Problem to solve: Find each line with the string "无最大项" and copy it.

Records supplied:
☆ ☆ ☆ ☆ ☆

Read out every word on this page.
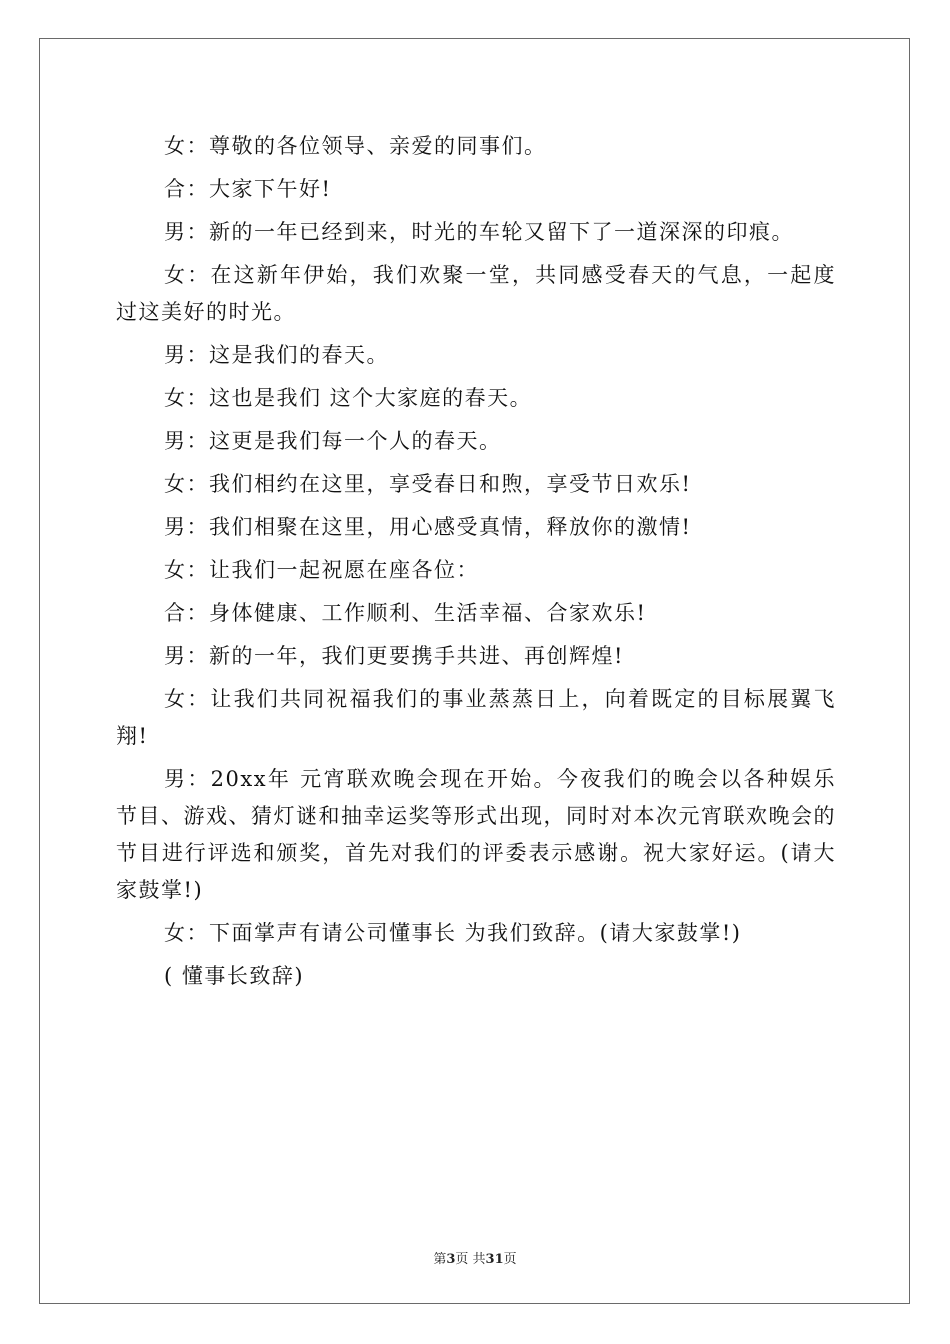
女：尊敬的各位领导、亲爱的同事们。

合：大家下午好!

男：新的一年已经到来，时光的车轮又留下了一道深深的印痕。

女：在这新年伊始，我们欢聚一堂，共同感受春天的气息，一起度过这美好的时光。

男：这是我们的春天。

女：这也是我们 这个大家庭的春天。

男：这更是我们每一个人的春天。

女：我们相约在这里，享受春日和煦，享受节日欢乐!

男：我们相聚在这里，用心感受真情，释放你的激情!

女：让我们一起祝愿在座各位：

合：身体健康、工作顺利、生活幸福、合家欢乐!

男：新的一年，我们更要携手共进、再创辉煌!

女：让我们共同祝福我们的事业蒸蒸日上，向着既定的目标展翼飞翔!

男：20xx年 元宵联欢晚会现在开始。今夜我们的晚会以各种娱乐节目、游戏、猜灯谜和抽幸运奖等形式出现，同时对本次元宵联欢晚会的节目进行评选和颁奖，首先对我们的评委表示感谢。祝大家好运。(请大家鼓掌!)

女：下面掌声有请公司懂事长 为我们致辞。(请大家鼓掌!)

( 懂事长致辞)

第3页 共31页
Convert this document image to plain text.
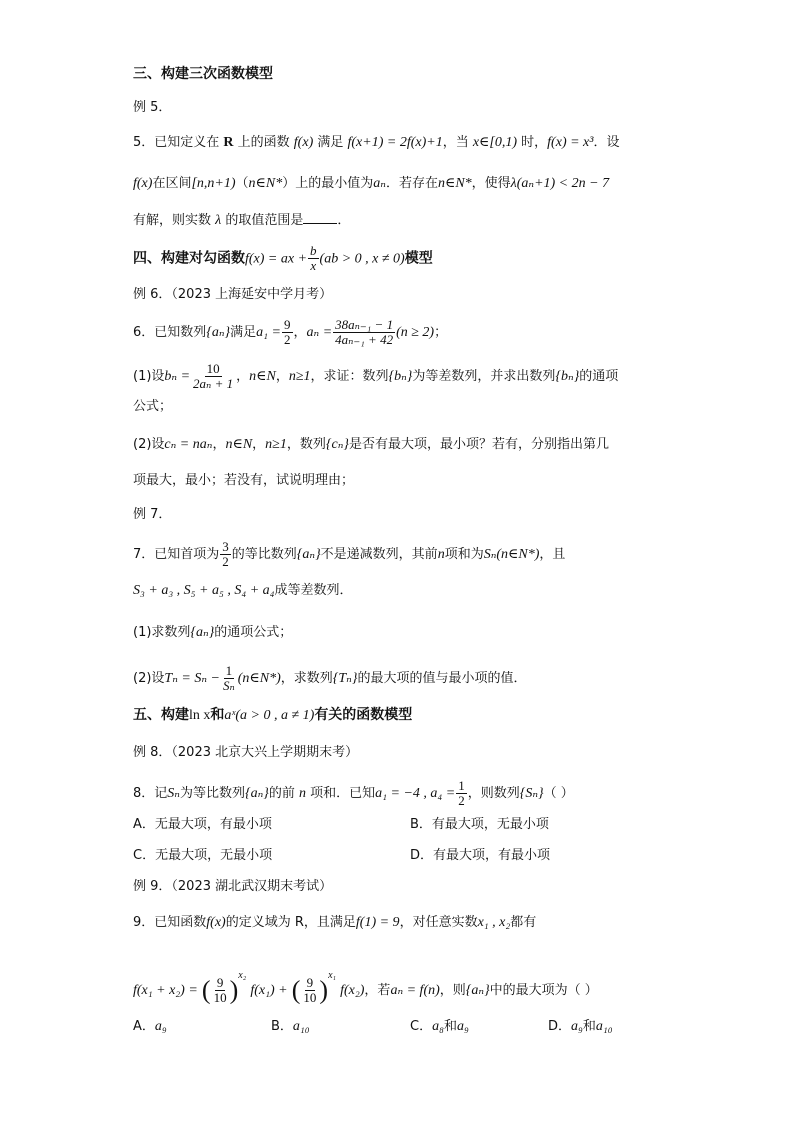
三、构建三次函数模型
例 5．
5．已知定义在 R 上的函数 f(x) 满足 f(x+1) = 2f(x)+1，当 x∈[0,1) 时，f(x) = x³．设
f(x)在区间[n,n+1)（n∈N*）上的最小值为aₙ．若存在n∈N*，使得λ(aₙ+1) < 2n − 7
有解，则实数 λ 的取值范围是	．
四、构建对勾函数f(x) = ax + $\frac{b}{x} (ab > 0$ , x ≠ 0)模型
例 6．（2023 上海延安中学月考）
6．已知数列{aₙ}满足$a_1 = \frac{9}{2}$ ，$a_n = \frac{\text{38aₙ₋₁ − 1}}{\text{4aₙ₋₁ + 42}} (n \ge 2)$；
(1)设$b_n = \frac{10}{\text{2aₙ + 1}}$ ，n∈N，n≥1，求证：数列{bₙ}为等差数列，并求出数列{bₙ}的通项
公式；
(2)设cₙ = naₙ，n∈N，n≥1，数列{cₙ}是否有最大项，最小项？若有，分别指出第几
项最大，最小；若没有，试说明理由；
例 7．
7．已知首项为 $\frac{3}{2}$ 的等比数列{aₙ}不是递减数列，其前n项和为Sₙ(n∈N*)，且
S₃ + a₃ , S₅ + a₅ , S₄ + a₄成等差数列．
(1)求数列{aₙ}的通项公式；
(2)设$T_n = S_n - \frac{1}{\text{Sₙ}}$ (n∈N*)，求数列{Tₙ}的最大项的值与最小项的值．
五、构建ln x和aˣ(a > 0 , a ≠ 1)有关的函数模型
例 8．（2023 北京大兴上学期期末考）
8．记Sₙ为等比数列{aₙ}的前 n 项和．已知a₁ = −4 , $a_4 = \frac{1}{2}$ ，则数列{Sₙ}（ ）
A．无最大项，有最小项	B．有最大项，无最小项
C．无最大项，无最小项	D．有最大项，有最小项
例 9．（2023 湖北武汉期末考试）
9．已知函数f(x)的定义域为 R，且满足f(1) = 9，对任意实数x₁ , x₂都有
f(x₁ + x₂) = ( $\frac{9}{10} )^{x_2}$ f(x₁) + ( $\frac{9}{10} )^{x_1}$ f(x₂)，若aₙ = f(n)，则{aₙ}中的最大项为（ ）
A．a₉	B．a₁₀	C．a₈和a₉	D．a₉和a₁₀
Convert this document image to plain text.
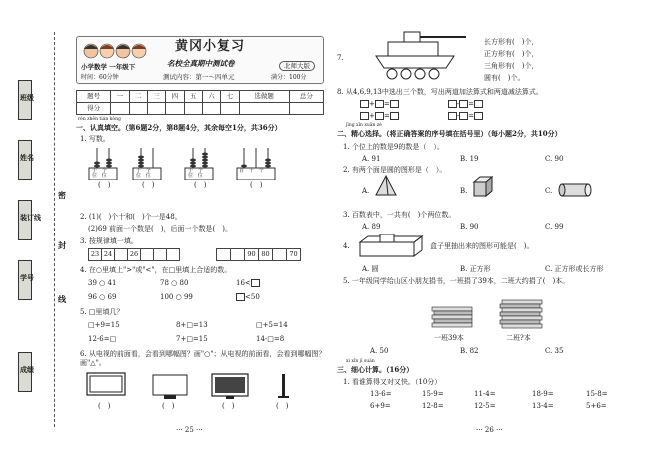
班级
姓名
装订线
学号
成绩
密
封
线
黄冈小复习
名校全真期中测试卷
小学数学 一年级下	北师大版
时间：60分钟	测试内容：第一～四单元	满分：100分
题号	一	二	三	四	五	六	七	选做题	总分
得分									
rèn zhēn tián kòng
一、认真填空。（第6题2分，第8题4分，其余每空1分，共36分）
1. 写数。
十 个
位 位
十 个
位 位
十 个
位 位
百 十 个
(　)	(　)	(　)	(　)
2. (1)(　)个十和(　)个一是48。
(2)69 前面一个数是(　)，后面一个数是(　)。
3. 按规律填一填。
23	24		26			
			90	80		70
4. 在○里填上">"或"<"，在□里填上合适的数。
39 ○ 41	78 ○ 80	16<
96 ○ 69	100 ○ 99	<50
5. □里填几？
□+9=15	8+□=13	□+5=14
12-6=□	7+□=15	14-□=8
6. 从电视的前面看，会看到哪幅图？画"○"；从电视的前面看，会看到哪幅图？画"△"。
(　)	(　)	(　)	(　)
··· 25 ···
7.
长方形有(　)个，
正方形有(　)个，
三角形有(　)个，
圆有(　)个。
8. 从4,6,9,13中选出三个数，写出两道加法算式和两道减法算式。
+ =　　　　　　　	- =
+ =　　　　　　　	- =
jīng xīn xuǎn zé
二、精心选择。（将正确答案的序号填在括号里）（每小题2分，共10分）
1. 个位上的数是9的数是（　）。
A. 91	B. 19	C. 90
2. 有两个面是圆的图形是（　）。
A.	B.	C.
3. 百数表中，一共有(　)个两位数。
A. 89	B. 90	C. 99
4.	盒子里抽出来的图形可能是(　)。
A. 圆	B. 正方形	C. 正方形或长方形
5. 一年级同学给山区小朋友捐书，一班捐了39本，二班大约捐了(　)本。
一班39本	二班?本
A. 50	B. 82	C. 35
xì xīn jì suàn
三、细心计算。（16分）
1. 看谁算得又对又快。（10分）
13-6=	15-9=	11-4=	18-9=	15-8=
6+9=	12-8=	12-5=	13-4=	5+6=
··· 26 ···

☆ ☆ ☆ ☆ ☆

Written response:
A．无最大项，有最小项	B．有最大项，无最小项
C．无最大项，无最小项	D．有最大项，有最小项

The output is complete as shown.